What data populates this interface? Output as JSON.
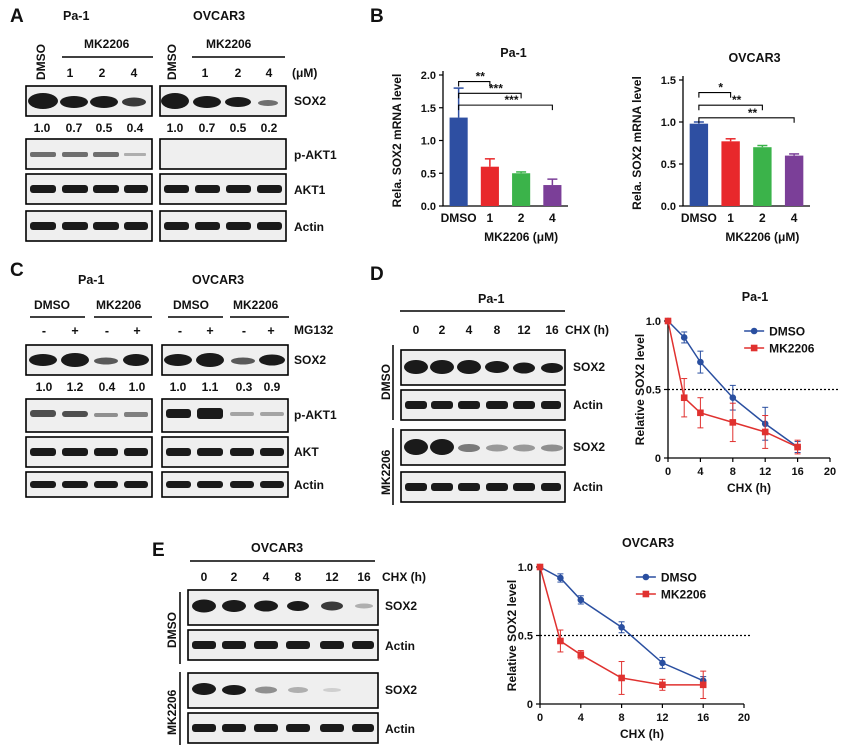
{
  "panels": {
    "A": "A",
    "B": "B",
    "C": "C",
    "D": "D",
    "E": "E"
  },
  "panel_a": {
    "cell_lines": [
      "Pa-1",
      "OVCAR3"
    ],
    "control": "DMSO",
    "treatment": "MK2206",
    "doses": [
      "1",
      "2",
      "4"
    ],
    "unit": "(μM)",
    "rows": [
      "SOX2",
      "p-AKT1",
      "AKT1",
      "Actin"
    ],
    "sox2_quant": {
      "Pa-1": [
        "1.0",
        "0.7",
        "0.5",
        "0.4"
      ],
      "OVCAR3": [
        "1.0",
        "0.7",
        "0.5",
        "0.2"
      ]
    }
  },
  "panel_c": {
    "cell_lines": [
      "Pa-1",
      "OVCAR3"
    ],
    "groups": [
      "DMSO",
      "MK2206"
    ],
    "signs": [
      "-",
      "+",
      "-",
      "+"
    ],
    "reagent": "MG132",
    "rows": [
      "SOX2",
      "p-AKT1",
      "AKT",
      "Actin"
    ],
    "sox2_quant": {
      "Pa-1": [
        "1.0",
        "1.2",
        "0.4",
        "1.0"
      ],
      "OVCAR3": [
        "1.0",
        "1.1",
        "0.3",
        "0.9"
      ]
    }
  },
  "panel_d": {
    "title": "Pa-1",
    "timepoints": [
      "0",
      "2",
      "4",
      "8",
      "12",
      "16"
    ],
    "time_label": "CHX (h)",
    "groups": [
      "DMSO",
      "MK2206"
    ],
    "rows": [
      "SOX2",
      "Actin"
    ]
  },
  "panel_e": {
    "title": "OVCAR3",
    "timepoints": [
      "0",
      "2",
      "4",
      "8",
      "12",
      "16"
    ],
    "time_label": "CHX (h)",
    "groups": [
      "DMSO",
      "MK2206"
    ],
    "rows": [
      "SOX2",
      "Actin"
    ]
  },
  "colors": {
    "dmso_bar": "#2e4fa2",
    "dose1": "#e8282b",
    "dose2": "#3bb34a",
    "dose4": "#7b3f98",
    "dmso_line": "#2a4fa0",
    "mk_line": "#e0312f"
  },
  "chart_data": [
    {
      "id": "B-Pa-1",
      "type": "bar",
      "title": "Pa-1",
      "categories": [
        "DMSO",
        "1",
        "2",
        "4"
      ],
      "values": [
        1.35,
        0.6,
        0.5,
        0.32
      ],
      "errors": [
        0.45,
        0.12,
        0.02,
        0.09
      ],
      "ylabel": "Rela. SOX2 mRNA level",
      "xlabel": "MK2206  (μM)",
      "ylim": [
        0,
        2.0
      ],
      "yticks": [
        "0.0",
        "0.5",
        "1.0",
        "1.5",
        "2.0"
      ],
      "significance": [
        "**",
        "***",
        "***"
      ]
    },
    {
      "id": "B-OVCAR3",
      "type": "bar",
      "title": "OVCAR3",
      "categories": [
        "DMSO",
        "1",
        "2",
        "4"
      ],
      "values": [
        0.98,
        0.77,
        0.7,
        0.6
      ],
      "errors": [
        0.02,
        0.03,
        0.02,
        0.02
      ],
      "ylabel": "Rela. SOX2 mRNA level",
      "xlabel": "MK2206  (μM)",
      "ylim": [
        0,
        1.5
      ],
      "yticks": [
        "0.0",
        "0.5",
        "1.0",
        "1.5"
      ],
      "significance": [
        "*",
        "**",
        "**"
      ]
    },
    {
      "id": "D-curve",
      "type": "line",
      "title": "Pa-1",
      "x": [
        0,
        2,
        4,
        8,
        12,
        16
      ],
      "series": [
        {
          "name": "DMSO",
          "values": [
            1.0,
            0.88,
            0.7,
            0.44,
            0.25,
            0.08
          ],
          "errors": [
            0.01,
            0.04,
            0.08,
            0.09,
            0.12,
            0.04
          ]
        },
        {
          "name": "MK2206",
          "values": [
            1.0,
            0.44,
            0.33,
            0.26,
            0.19,
            0.08
          ],
          "errors": [
            0.01,
            0.14,
            0.11,
            0.14,
            0.12,
            0.05
          ]
        }
      ],
      "xlabel": "CHX (h)",
      "ylabel": "Relative SOX2 level",
      "xlim": [
        0,
        20
      ],
      "ylim": [
        0,
        1.0
      ],
      "xticks": [
        "0",
        "4",
        "8",
        "12",
        "16",
        "20"
      ],
      "yticks": [
        "0",
        "0.5",
        "1.0"
      ],
      "reference_line": 0.5,
      "legend": "top-right"
    },
    {
      "id": "E-curve",
      "type": "line",
      "title": "OVCAR3",
      "x": [
        0,
        2,
        4,
        8,
        12,
        16
      ],
      "series": [
        {
          "name": "DMSO",
          "values": [
            1.0,
            0.92,
            0.76,
            0.56,
            0.3,
            0.17
          ],
          "errors": [
            0.01,
            0.03,
            0.03,
            0.04,
            0.04,
            0.03
          ]
        },
        {
          "name": "MK2206",
          "values": [
            1.0,
            0.46,
            0.36,
            0.19,
            0.14,
            0.14
          ],
          "errors": [
            0.01,
            0.08,
            0.03,
            0.12,
            0.04,
            0.1
          ]
        }
      ],
      "xlabel": "CHX (h)",
      "ylabel": "Relative SOX2 level",
      "xlim": [
        0,
        20
      ],
      "ylim": [
        0,
        1.0
      ],
      "xticks": [
        "0",
        "4",
        "8",
        "12",
        "16",
        "20"
      ],
      "yticks": [
        "0",
        "0.5",
        "1.0"
      ],
      "reference_line": 0.5,
      "legend": "top-right"
    }
  ]
}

*EXERCISE OBJECTIVE:* Each entry above should be printed exactly, and any picture in it left out.

*EXERCISE OUTPUT:*
What data populates this interface? Output as JSON.
{
  "panels": {
    "A": "A",
    "B": "B",
    "C": "C",
    "D": "D",
    "E": "E"
  },
  "panel_a": {
    "cell_lines": [
      "Pa-1",
      "OVCAR3"
    ],
    "control": "DMSO",
    "treatment": "MK2206",
    "doses": [
      "1",
      "2",
      "4"
    ],
    "unit": "(μM)",
    "rows": [
      "SOX2",
      "p-AKT1",
      "AKT1",
      "Actin"
    ],
    "sox2_quant": {
      "Pa-1": [
        "1.0",
        "0.7",
        "0.5",
        "0.4"
      ],
      "OVCAR3": [
        "1.0",
        "0.7",
        "0.5",
        "0.2"
      ]
    }
  },
  "panel_c": {
    "cell_lines": [
      "Pa-1",
      "OVCAR3"
    ],
    "groups": [
      "DMSO",
      "MK2206"
    ],
    "signs": [
      "-",
      "+",
      "-",
      "+"
    ],
    "reagent": "MG132",
    "rows": [
      "SOX2",
      "p-AKT1",
      "AKT",
      "Actin"
    ],
    "sox2_quant": {
      "Pa-1": [
        "1.0",
        "1.2",
        "0.4",
        "1.0"
      ],
      "OVCAR3": [
        "1.0",
        "1.1",
        "0.3",
        "0.9"
      ]
    }
  },
  "panel_d": {
    "title": "Pa-1",
    "timepoints": [
      "0",
      "2",
      "4",
      "8",
      "12",
      "16"
    ],
    "time_label": "CHX (h)",
    "groups": [
      "DMSO",
      "MK2206"
    ],
    "rows": [
      "SOX2",
      "Actin"
    ]
  },
  "panel_e": {
    "title": "OVCAR3",
    "timepoints": [
      "0",
      "2",
      "4",
      "8",
      "12",
      "16"
    ],
    "time_label": "CHX (h)",
    "groups": [
      "DMSO",
      "MK2206"
    ],
    "rows": [
      "SOX2",
      "Actin"
    ]
  },
  "colors": {
    "dmso_bar": "#2e4fa2",
    "dose1": "#e8282b",
    "dose2": "#3bb34a",
    "dose4": "#7b3f98",
    "dmso_line": "#2a4fa0",
    "mk_line": "#e0312f"
  },
  "chart_data": [
    {
      "id": "B-Pa-1",
      "type": "bar",
      "title": "Pa-1",
      "categories": [
        "DMSO",
        "1",
        "2",
        "4"
      ],
      "values": [
        1.35,
        0.6,
        0.5,
        0.32
      ],
      "errors": [
        0.45,
        0.12,
        0.02,
        0.09
      ],
      "ylabel": "Rela. SOX2 mRNA level",
      "xlabel": "MK2206  (μM)",
      "ylim": [
        0,
        2.0
      ],
      "yticks": [
        "0.0",
        "0.5",
        "1.0",
        "1.5",
        "2.0"
      ],
      "significance": [
        "**",
        "***",
        "***"
      ]
    },
    {
      "id": "B-OVCAR3",
      "type": "bar",
      "title": "OVCAR3",
      "categories": [
        "DMSO",
        "1",
        "2",
        "4"
      ],
      "values": [
        0.98,
        0.77,
        0.7,
        0.6
      ],
      "errors": [
        0.02,
        0.03,
        0.02,
        0.02
      ],
      "ylabel": "Rela. SOX2 mRNA level",
      "xlabel": "MK2206  (μM)",
      "ylim": [
        0,
        1.5
      ],
      "yticks": [
        "0.0",
        "0.5",
        "1.0",
        "1.5"
      ],
      "significance": [
        "*",
        "**",
        "**"
      ]
    },
    {
      "id": "D-curve",
      "type": "line",
      "title": "Pa-1",
      "x": [
        0,
        2,
        4,
        8,
        12,
        16
      ],
      "series": [
        {
          "name": "DMSO",
          "values": [
            1.0,
            0.88,
            0.7,
            0.44,
            0.25,
            0.08
          ],
          "errors": [
            0.01,
            0.04,
            0.08,
            0.09,
            0.12,
            0.04
          ]
        },
        {
          "name": "MK2206",
          "values": [
            1.0,
            0.44,
            0.33,
            0.26,
            0.19,
            0.08
          ],
          "errors": [
            0.01,
            0.14,
            0.11,
            0.14,
            0.12,
            0.05
          ]
        }
      ],
      "xlabel": "CHX (h)",
      "ylabel": "Relative SOX2 level",
      "xlim": [
        0,
        20
      ],
      "ylim": [
        0,
        1.0
      ],
      "xticks": [
        "0",
        "4",
        "8",
        "12",
        "16",
        "20"
      ],
      "yticks": [
        "0",
        "0.5",
        "1.0"
      ],
      "reference_line": 0.5,
      "legend": "top-right"
    },
    {
      "id": "E-curve",
      "type": "line",
      "title": "OVCAR3",
      "x": [
        0,
        2,
        4,
        8,
        12,
        16
      ],
      "series": [
        {
          "name": "DMSO",
          "values": [
            1.0,
            0.92,
            0.76,
            0.56,
            0.3,
            0.17
          ],
          "errors": [
            0.01,
            0.03,
            0.03,
            0.04,
            0.04,
            0.03
          ]
        },
        {
          "name": "MK2206",
          "values": [
            1.0,
            0.46,
            0.36,
            0.19,
            0.14,
            0.14
          ],
          "errors": [
            0.01,
            0.08,
            0.03,
            0.12,
            0.04,
            0.1
          ]
        }
      ],
      "xlabel": "CHX (h)",
      "ylabel": "Relative SOX2 level",
      "xlim": [
        0,
        20
      ],
      "ylim": [
        0,
        1.0
      ],
      "xticks": [
        "0",
        "4",
        "8",
        "12",
        "16",
        "20"
      ],
      "yticks": [
        "0",
        "0.5",
        "1.0"
      ],
      "reference_line": 0.5,
      "legend": "top-right"
    }
  ]
}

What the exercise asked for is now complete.